→ Task details: Exactly repeat all the records below, omitting the images they hold.

Extracted data entries:
....
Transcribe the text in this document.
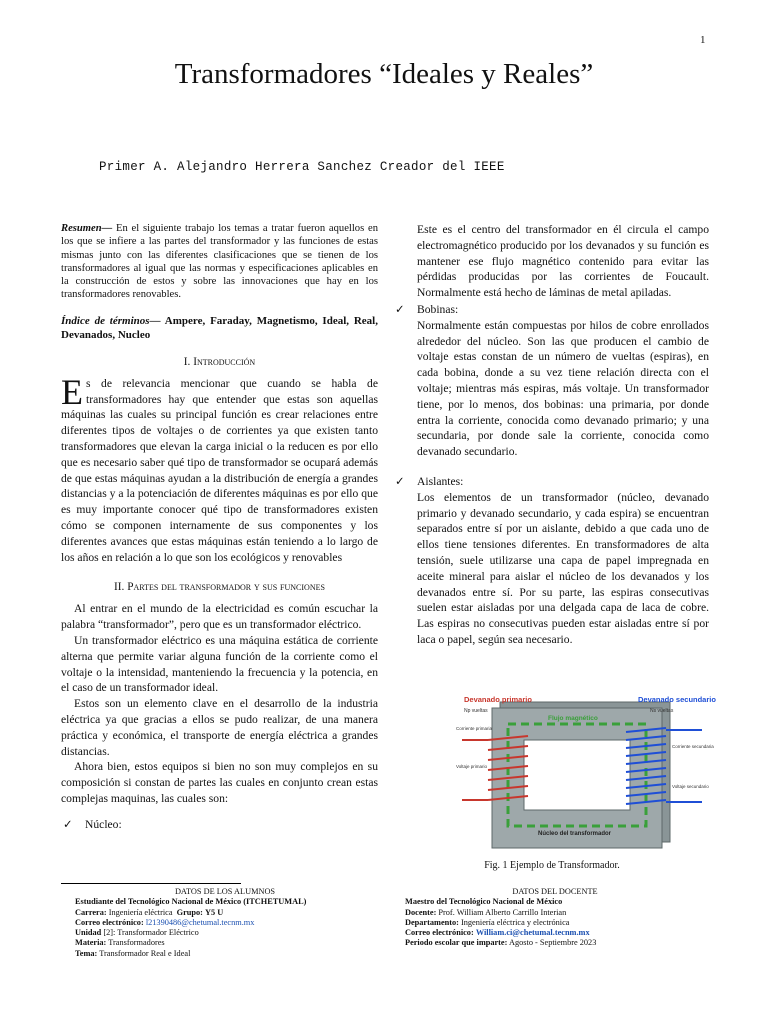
1
Transformadores “Ideales y Reales”
Primer A. Alejandro Herrera Sanchez Creador del IEEE

Resumen— En el siguiente trabajo los temas a tratar fueron aquellos en los que se infiere a las partes del transformador y las funciones de estas mismas junto con las diferentes clasificaciones que se tienen de los transformadores al igual que las normas y especificaciones aplicables en la construcción de estos y sobre las innovaciones que hay en los transformadores renovables.

Índice de términos— Ampere, Faraday, Magnetismo, Ideal, Real, Devanados, Nucleo

I. Introducción

Es de relevancia mencionar que cuando se habla de transformadores hay que entender que estas son aquellas máquinas las cuales su principal función es crear relaciones entre diferentes tipos de voltajes o de corrientes ya que existen tanto transformadores que elevan la carga inicial o la reducen es por ello que es necesario saber qué tipo de transformador se ocupará además de que estas máquinas ayudan a la distribución de energía a grandes distancias y a la potenciación de diferentes máquinas es por ello que es muy importante conocer qué tipo de transformadores existen cómo se componen internamente de sus componentes y los diferentes avances que estas máquinas están teniendo a lo largo de los años en relación a lo que son los ecológicos y renovables

II. Partes del transformador y sus funciones

Al entrar en el mundo de la electricidad es común escuchar la palabra “transformador”, pero que es un transformador eléctrico.

Un transformador eléctrico es una máquina estática de corriente alterna que permite variar alguna función de la corriente como el voltaje o la intensidad, manteniendo la frecuencia y la potencia, en el caso de un transformador ideal.

Estos son un elemento clave en el desarrollo de la industria eléctrica ya que gracias a ellos se pudo realizar, de una manera práctica y económica, el transporte de energía eléctrica a grandes distancias.

Ahora bien, estos equipos si bien no son muy complejos en su composición si constan de partes las cuales en conjunto crean estas complejas maquinas, las cuales son:

✓	Núcleo:

Este es el centro del transformador en él circula el campo electromagnético producido por los devanados y su función es mantener ese flujo magnético contenido para evitar las pérdidas producidas por las corrientes de Foucault. Normalmente está hecho de láminas de metal apiladas.

✓	Bobinas:

Normalmente están compuestas por hilos de cobre enrollados alrededor del núcleo. Son las que producen el cambio de voltaje estas constan de un número de vueltas (espiras), en cada bobina, donde a su vez tiene relación directa con el voltaje; mientras más espiras, más voltaje. Un transformador tiene, por lo menos, dos bobinas: una primaria, por donde entra la corriente, conocida como devanado primario; y una secundaria, por donde sale la corriente, conocida como devanado secundario.

✓	Aislantes:

Los elementos de un transformador (núcleo, devanado primario y devanado secundario, y cada espira) se encuentran separados entre sí por un aislante, debido a que cada uno de ellos tiene tensiones diferentes. En transformadores de alta tensión, suele utilizarse una capa de papel impregnada en aceite mineral para aislar el núcleo de los devanados y los devanados entre sí. Por su parte, las espiras consecutivas suelen estar aisladas por una delgada capa de laca de cobre. Las espiras no consecutivas pueden estar aisladas entre sí por laca o papel, según sea necesario.

Devanado primario
Np vueltas
Devanado secundario
Ns vueltas
Flujo magnético
Núcleo del transformador
Corriente primaria
Voltaje primario
Corriente secundaria
Voltaje secundario
Fig. 1 Ejemplo de Transformador.
DATOS DE LOS ALUMNOS
Estudiante del Tecnológico Nacional de México (ITCHETUMAL)
Carrera: Ingeniería eléctrica Grupo: Y5 U
Correo electrónico: l21390486@chetumal.tecnm.mx
Unidad [2]: Transformador Eléctrico
Materia: Transformadores
Tema: Transformador Real e Ideal
DATOS DEL DOCENTE
Maestro del Tecnológico Nacional de México
Docente: Prof. William Alberto Carrillo Interian
Departamento: Ingeniería eléctrica y electrónica
Correo electrónico: William.ci@chetumal.tecnm.mx
Periodo escolar que imparte: Agosto - Septiembre 2023
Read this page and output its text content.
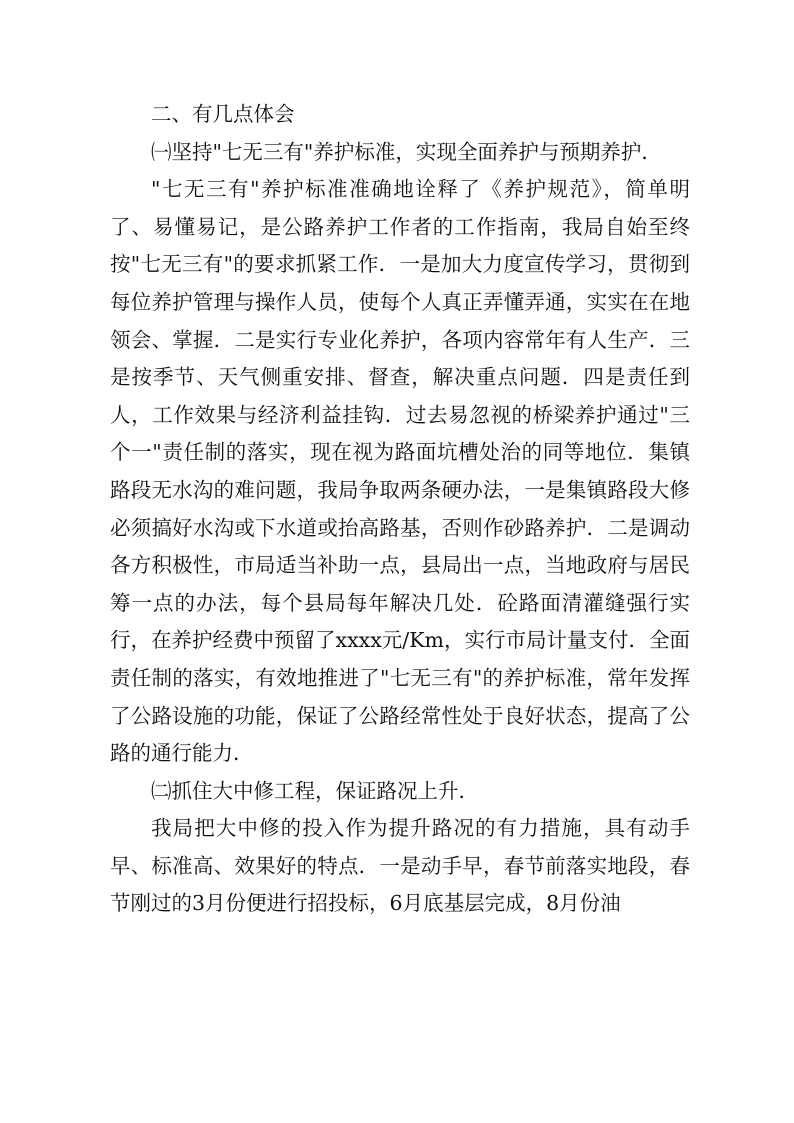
二、有几点体会

㈠坚持"七无三有"养护标准，实现全面养护与预期养护．

"七无三有"养护标准准确地诠释了《养护规范》，简单明了、易懂易记，是公路养护工作者的工作指南，我局自始至终按"七无三有"的要求抓紧工作．一是加大力度宣传学习，贯彻到每位养护管理与操作人员，使每个人真正弄懂弄通，实实在在地领会、掌握．二是实行专业化养护，各项内容常年有人生产．三是按季节、天气侧重安排、督查，解决重点问题．四是责任到人，工作效果与经济利益挂钩．过去易忽视的桥梁养护通过"三个一"责任制的落实，现在视为路面坑槽处治的同等地位．集镇路段无水沟的难问题，我局争取两条硬办法，一是集镇路段大修必须搞好水沟或下水道或抬高路基，否则作砂路养护．二是调动各方积极性，市局适当补助一点，县局出一点，当地政府与居民筹一点的办法，每个县局每年解决几处．砼路面清灌缝强行实行，在养护经费中预留了xxxx元/Km，实行市局计量支付．全面责任制的落实，有效地推进了"七无三有"的养护标准，常年发挥了公路设施的功能，保证了公路经常性处于良好状态，提高了公路的通行能力．

㈡抓住大中修工程，保证路况上升．

我局把大中修的投入作为提升路况的有力措施，具有动手早、标准高、效果好的特点．一是动手早，春节前落实地段，春节刚过的3月份便进行招投标，6月底基层完成，8月份油
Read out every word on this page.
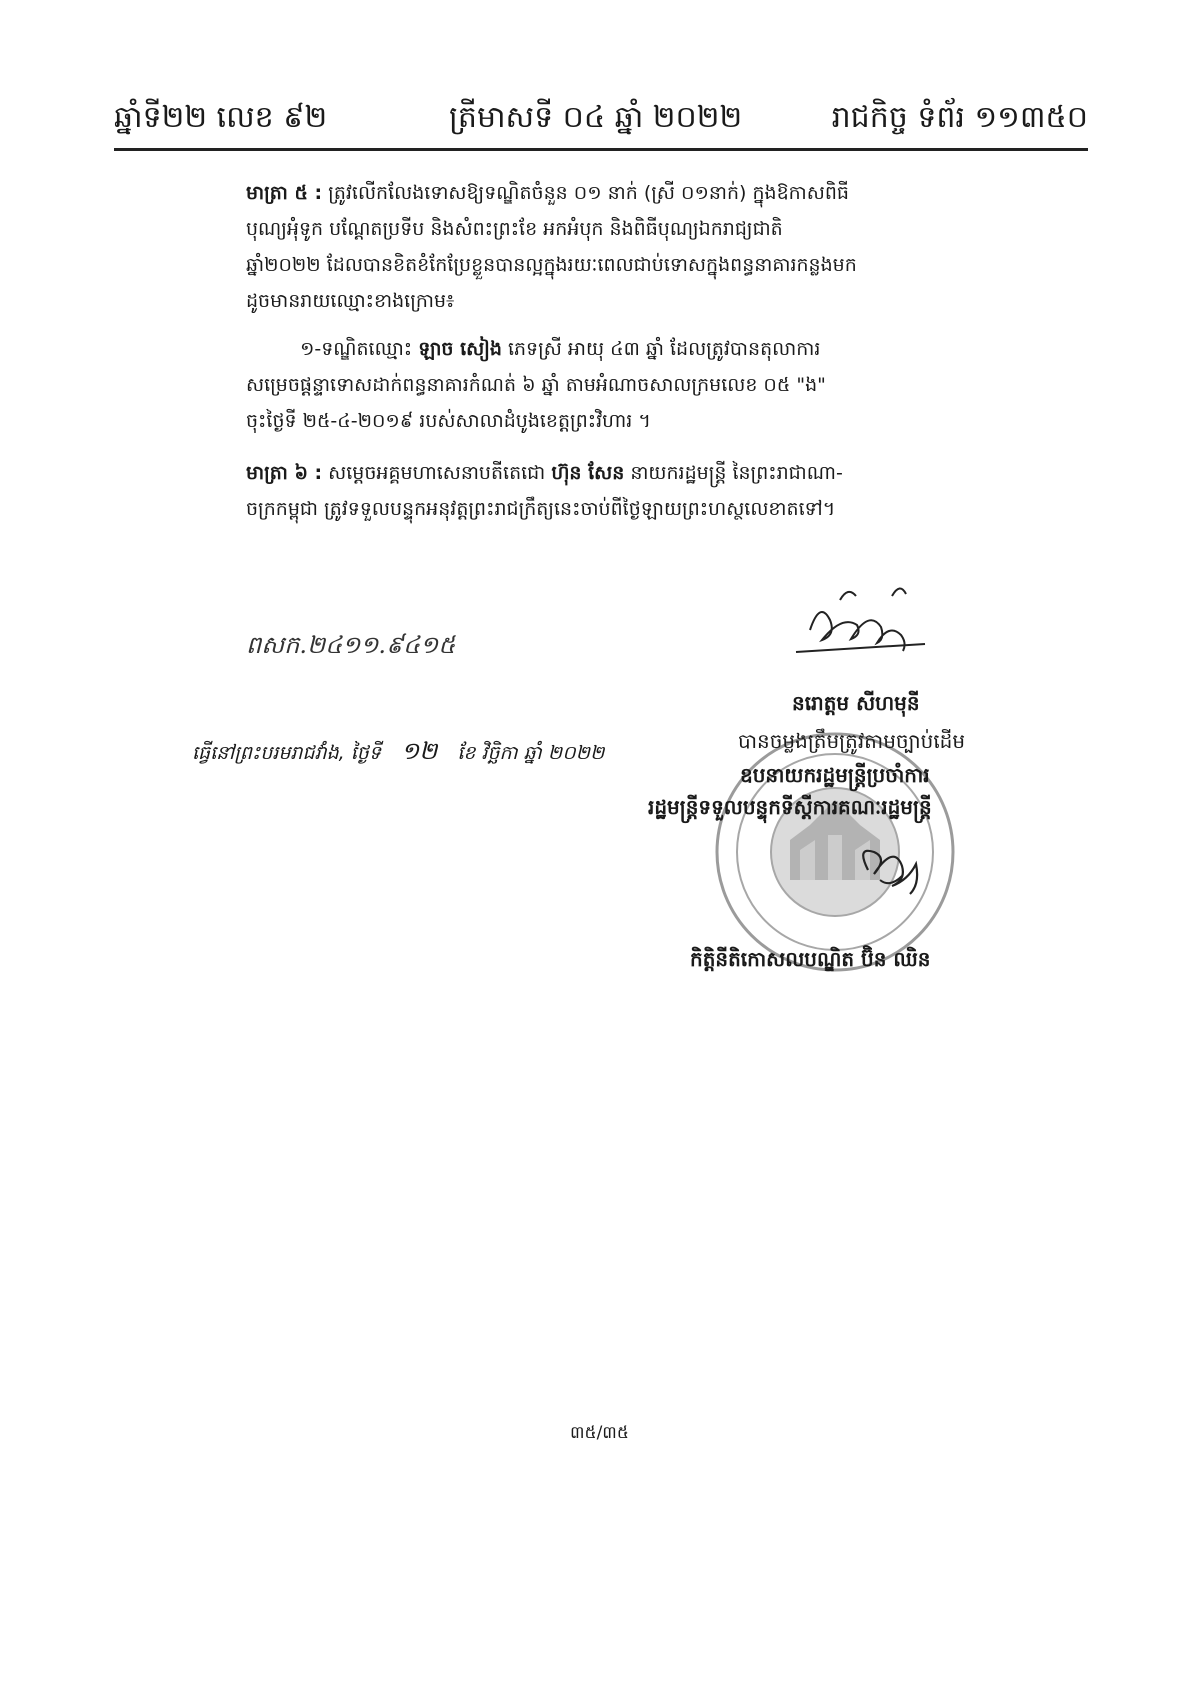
ឆ្នាំទី២២ លេខ ៩២	ត្រីមាសទី ០៤ ឆ្នាំ ២០២២	រាជកិច្ច ទំព័រ ១១៣៥០
មាត្រា ៥ : ត្រូវលើកលែងទោសឱ្យទណ្ឌិតចំនួន ០១ នាក់ (ស្រី ០១នាក់) ក្នុងឱកាសពិធី
បុណ្យអុំទូក បណ្ដែតប្រទីប និងសំពះព្រះខែ អកអំបុក និងពិធីបុណ្យឯករាជ្យជាតិ
ឆ្នាំ២០២២ ដែលបានខិតខំកែប្រែខ្លួនបានល្អក្នុងរយៈពេលជាប់ទោសក្នុងពន្ធនាគារកន្លងមក
ដូចមានរាយឈ្មោះខាងក្រោម៖
១-ទណ្ឌិតឈ្មោះ ឡាច សៀង ភេទស្រី អាយុ ៤៣ ឆ្នាំ ដែលត្រូវបានតុលាការ
សម្រេចផ្តន្ទាទោសដាក់ពន្ធនាគារកំណត់ ៦ ឆ្នាំ តាមអំណាចសាលក្រមលេខ ០៥ "ង"
ចុះថ្ងៃទី ២៥-៤-២០១៩ របស់សាលាដំបូងខេត្តព្រះវិហារ ។
មាត្រា ៦ : សម្តេចអគ្គមហាសេនាបតីតេជោ ហ៊ុន សែន នាយករដ្ឋមន្ត្រី នៃព្រះរាជាណា-
ចក្រកម្ពុជា ត្រូវទទួលបន្ទុកអនុវត្តព្រះរាជក្រឹត្យនេះចាប់ពីថ្ងៃឡាយព្រះហស្ថលេខាតទៅ។
ពសក.២៤១១.៩៤១៥
ធ្វើនៅព្រះបរមរាជវាំង, ថ្ងៃទី ១២ ខែ វិច្ឆិកា ឆ្នាំ ២០២២
នរោត្តម សីហមុនី
បានចម្លងត្រឹមត្រូវតាមច្បាប់ដើម
ឧបនាយករដ្ឋមន្ត្រីប្រចាំការ
រដ្ឋមន្ត្រីទទួលបន្ទុកទីស្ដីការគណៈរដ្ឋមន្ត្រី
កិត្តិនីតិកោសលបណ្ឌិត ប៊ិន ឈិន
៣៥/៣៥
....
→ Solution for this task:
Transcribe the text in this document.
1
Transformadores “Ideales y Reales”
Primer A. Alejandro Herrera Sanchez Creador del IEEE

Resumen— En el siguiente trabajo los temas a tratar fueron aquellos en los que se infiere a las partes del transformador y las funciones de estas mismas junto con las diferentes clasificaciones que se tienen de los transformadores al igual que las normas y especificaciones aplicables en la construcción de estos y sobre las innovaciones que hay en los transformadores renovables.

Índice de términos— Ampere, Faraday, Magnetismo, Ideal, Real, Devanados, Nucleo

I. Introducción

Es de relevancia mencionar que cuando se habla de transformadores hay que entender que estas son aquellas máquinas las cuales su principal función es crear relaciones entre diferentes tipos de voltajes o de corrientes ya que existen tanto transformadores que elevan la carga inicial o la reducen es por ello que es necesario saber qué tipo de transformador se ocupará además de que estas máquinas ayudan a la distribución de energía a grandes distancias y a la potenciación de diferentes máquinas es por ello que es muy importante conocer qué tipo de transformadores existen cómo se componen internamente de sus componentes y los diferentes avances que estas máquinas están teniendo a lo largo de los años en relación a lo que son los ecológicos y renovables

II. Partes del transformador y sus funciones

Al entrar en el mundo de la electricidad es común escuchar la palabra “transformador”, pero que es un transformador eléctrico.

Un transformador eléctrico es una máquina estática de corriente alterna que permite variar alguna función de la corriente como el voltaje o la intensidad, manteniendo la frecuencia y la potencia, en el caso de un transformador ideal.

Estos son un elemento clave en el desarrollo de la industria eléctrica ya que gracias a ellos se pudo realizar, de una manera práctica y económica, el transporte de energía eléctrica a grandes distancias.

Ahora bien, estos equipos si bien no son muy complejos en su composición si constan de partes las cuales en conjunto crean estas complejas maquinas, las cuales son:

✓	Núcleo:

Este es el centro del transformador en él circula el campo electromagnético producido por los devanados y su función es mantener ese flujo magnético contenido para evitar las pérdidas producidas por las corrientes de Foucault. Normalmente está hecho de láminas de metal apiladas.

✓	Bobinas:

Normalmente están compuestas por hilos de cobre enrollados alrededor del núcleo. Son las que producen el cambio de voltaje estas constan de un número de vueltas (espiras), en cada bobina, donde a su vez tiene relación directa con el voltaje; mientras más espiras, más voltaje. Un transformador tiene, por lo menos, dos bobinas: una primaria, por donde entra la corriente, conocida como devanado primario; y una secundaria, por donde sale la corriente, conocida como devanado secundario.

✓	Aislantes:

Los elementos de un transformador (núcleo, devanado primario y devanado secundario, y cada espira) se encuentran separados entre sí por un aislante, debido a que cada uno de ellos tiene tensiones diferentes. En transformadores de alta tensión, suele utilizarse una capa de papel impregnada en aceite mineral para aislar el núcleo de los devanados y los devanados entre sí. Por su parte, las espiras consecutivas suelen estar aisladas por una delgada capa de laca de cobre. Las espiras no consecutivas pueden estar aisladas entre sí por laca o papel, según sea necesario.

Devanado primario
Np vueltas
Devanado secundario
Ns vueltas
Flujo magnético
Núcleo del transformador
Corriente primaria
Voltaje primario
Corriente secundaria
Voltaje secundario
Fig. 1 Ejemplo de Transformador.
DATOS DE LOS ALUMNOS
Estudiante del Tecnológico Nacional de México (ITCHETUMAL)
Carrera: Ingeniería eléctrica Grupo: Y5 U
Correo electrónico: l21390486@chetumal.tecnm.mx
Unidad [2]: Transformador Eléctrico
Materia: Transformadores
Tema: Transformador Real e Ideal
DATOS DEL DOCENTE
Maestro del Tecnológico Nacional de México
Docente: Prof. William Alberto Carrillo Interian
Departamento: Ingeniería eléctrica y electrónica
Correo electrónico: William.ci@chetumal.tecnm.mx
Periodo escolar que imparte: Agosto - Septiembre 2023
Read this page and output its text content.
二、有几点体会

㈠坚持"七无三有"养护标准，实现全面养护与预期养护．

"七无三有"养护标准准确地诠释了《养护规范》，简单明了、易懂易记，是公路养护工作者的工作指南，我局自始至终按"七无三有"的要求抓紧工作．一是加大力度宣传学习，贯彻到每位养护管理与操作人员，使每个人真正弄懂弄通，实实在在地领会、掌握．二是实行专业化养护，各项内容常年有人生产．三是按季节、天气侧重安排、督查，解决重点问题．四是责任到人，工作效果与经济利益挂钩．过去易忽视的桥梁养护通过"三个一"责任制的落实，现在视为路面坑槽处治的同等地位．集镇路段无水沟的难问题，我局争取两条硬办法，一是集镇路段大修必须搞好水沟或下水道或抬高路基，否则作砂路养护．二是调动各方积极性，市局适当补助一点，县局出一点，当地政府与居民筹一点的办法，每个县局每年解决几处．砼路面清灌缝强行实行，在养护经费中预留了xxxx元/Km，实行市局计量支付．全面责任制的落实，有效地推进了"七无三有"的养护标准，常年发挥了公路设施的功能，保证了公路经常性处于良好状态，提高了公路的通行能力．

㈡抓住大中修工程，保证路况上升．

我局把大中修的投入作为提升路况的有力措施，具有动手早、标准高、效果好的特点．一是动手早，春节前落实地段，春节刚过的3月份便进行招投标，6月底基层完成，8月份油
Read out every word on this page.
ឆ្នាំទី២២ លេខ ៩២	ត្រីមាសទី ០៤ ឆ្នាំ ២០២២	រាជកិច្ច ទំព័រ ១១៣៥០
មាត្រា ៥ : ត្រូវលើកលែងទោសឱ្យទណ្ឌិតចំនួន ០១ នាក់ (ស្រី ០១នាក់) ក្នុងឱកាសពិធី
បុណ្យអុំទូក បណ្ដែតប្រទីប និងសំពះព្រះខែ អកអំបុក និងពិធីបុណ្យឯករាជ្យជាតិ
ឆ្នាំ២០២២ ដែលបានខិតខំកែប្រែខ្លួនបានល្អក្នុងរយៈពេលជាប់ទោសក្នុងពន្ធនាគារកន្លងមក
ដូចមានរាយឈ្មោះខាងក្រោម៖
១-ទណ្ឌិតឈ្មោះ ឡាច សៀង ភេទស្រី អាយុ ៤៣ ឆ្នាំ ដែលត្រូវបានតុលាការ
សម្រេចផ្តន្ទាទោសដាក់ពន្ធនាគារកំណត់ ៦ ឆ្នាំ តាមអំណាចសាលក្រមលេខ ០៥ "ង"
ចុះថ្ងៃទី ២៥-៤-២០១៩ របស់សាលាដំបូងខេត្តព្រះវិហារ ។
មាត្រា ៦ : សម្តេចអគ្គមហាសេនាបតីតេជោ ហ៊ុន សែន នាយករដ្ឋមន្ត្រី នៃព្រះរាជាណា-
ចក្រកម្ពុជា ត្រូវទទួលបន្ទុកអនុវត្តព្រះរាជក្រឹត្យនេះចាប់ពីថ្ងៃឡាយព្រះហស្ថលេខាតទៅ។
ពសក.២៤១១.៩៤១៥
ធ្វើនៅព្រះបរមរាជវាំង, ថ្ងៃទី ១២ ខែ វិច្ឆិកា ឆ្នាំ ២០២២
នរោត្តម សីហមុនី
បានចម្លងត្រឹមត្រូវតាមច្បាប់ដើម
ឧបនាយករដ្ឋមន្ត្រីប្រចាំការ
រដ្ឋមន្ត្រីទទួលបន្ទុកទីស្ដីការគណៈរដ្ឋមន្ត្រី
កិត្តិនីតិកោសលបណ្ឌិត ប៊ិន ឈិន
៣៥/៣៥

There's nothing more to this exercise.